**TASK TO CARRY OUT:**
Your job is to retype all of the data word for word, leaving every image out.

** BEGIN **

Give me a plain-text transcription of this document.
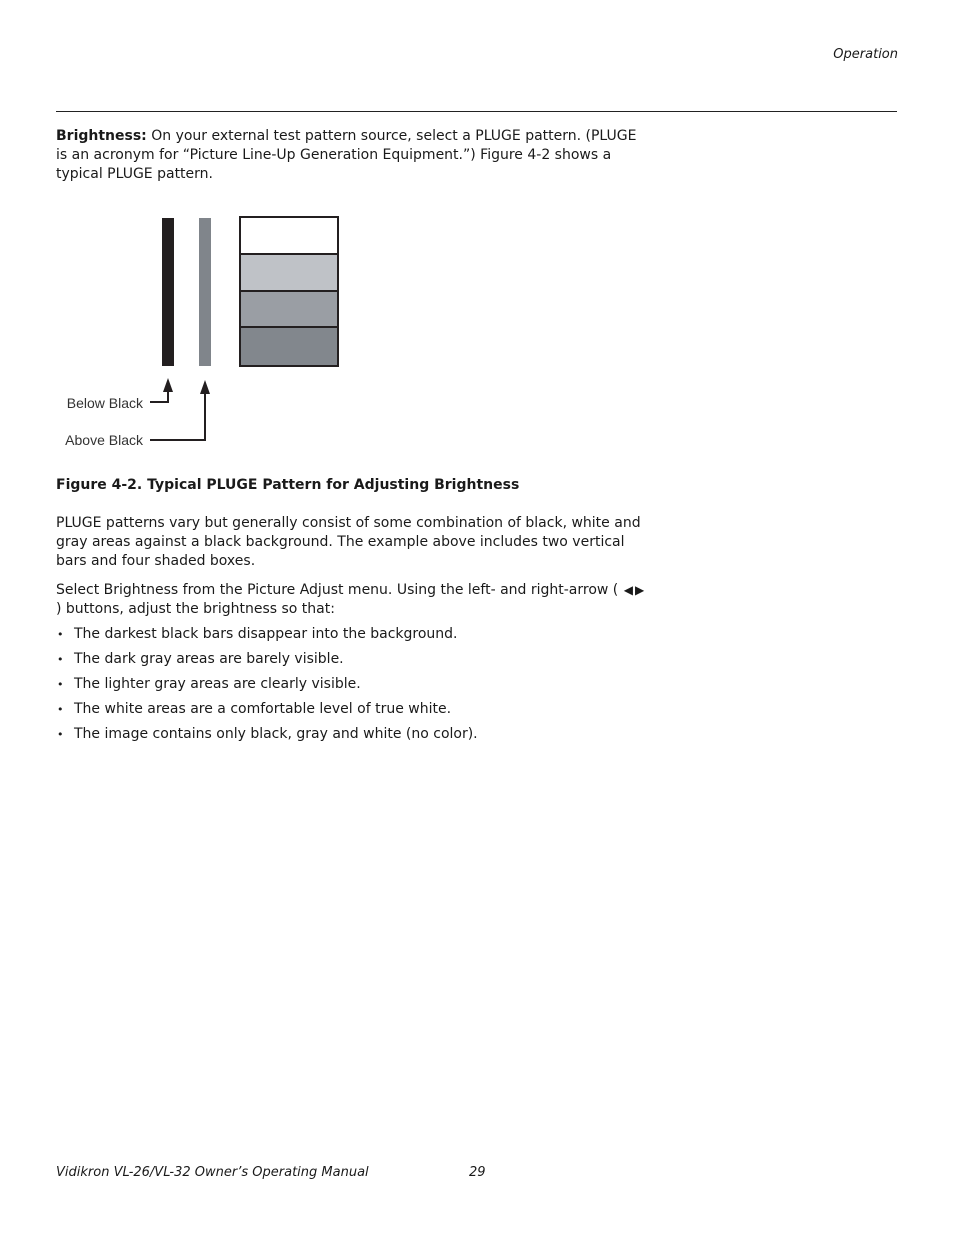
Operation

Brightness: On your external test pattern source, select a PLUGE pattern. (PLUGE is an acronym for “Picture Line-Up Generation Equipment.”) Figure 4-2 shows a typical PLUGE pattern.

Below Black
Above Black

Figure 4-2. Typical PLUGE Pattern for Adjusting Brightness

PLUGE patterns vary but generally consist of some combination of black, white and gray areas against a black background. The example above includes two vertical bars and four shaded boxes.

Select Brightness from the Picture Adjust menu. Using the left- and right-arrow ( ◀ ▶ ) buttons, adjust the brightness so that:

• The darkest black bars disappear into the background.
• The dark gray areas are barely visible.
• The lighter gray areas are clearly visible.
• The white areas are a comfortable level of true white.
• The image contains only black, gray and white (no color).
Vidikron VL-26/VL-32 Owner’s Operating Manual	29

** END **

**ANSWER TO THIS TASK:**
Give me a plain-text transcription of this document.
Operation

Brightness: On your external test pattern source, select a PLUGE pattern. (PLUGE is an acronym for “Picture Line-Up Generation Equipment.”) Figure 4-2 shows a typical PLUGE pattern.

Below Black
Above Black

Figure 4-2. Typical PLUGE Pattern for Adjusting Brightness

PLUGE patterns vary but generally consist of some combination of black, white and gray areas against a black background. The example above includes two vertical bars and four shaded boxes.

Select Brightness from the Picture Adjust menu. Using the left- and right-arrow ( ◀ ▶ ) buttons, adjust the brightness so that:

• The darkest black bars disappear into the background.
• The dark gray areas are barely visible.
• The lighter gray areas are clearly visible.
• The white areas are a comfortable level of true white.
• The image contains only black, gray and white (no color).
Vidikron VL-26/VL-32 Owner’s Operating Manual	29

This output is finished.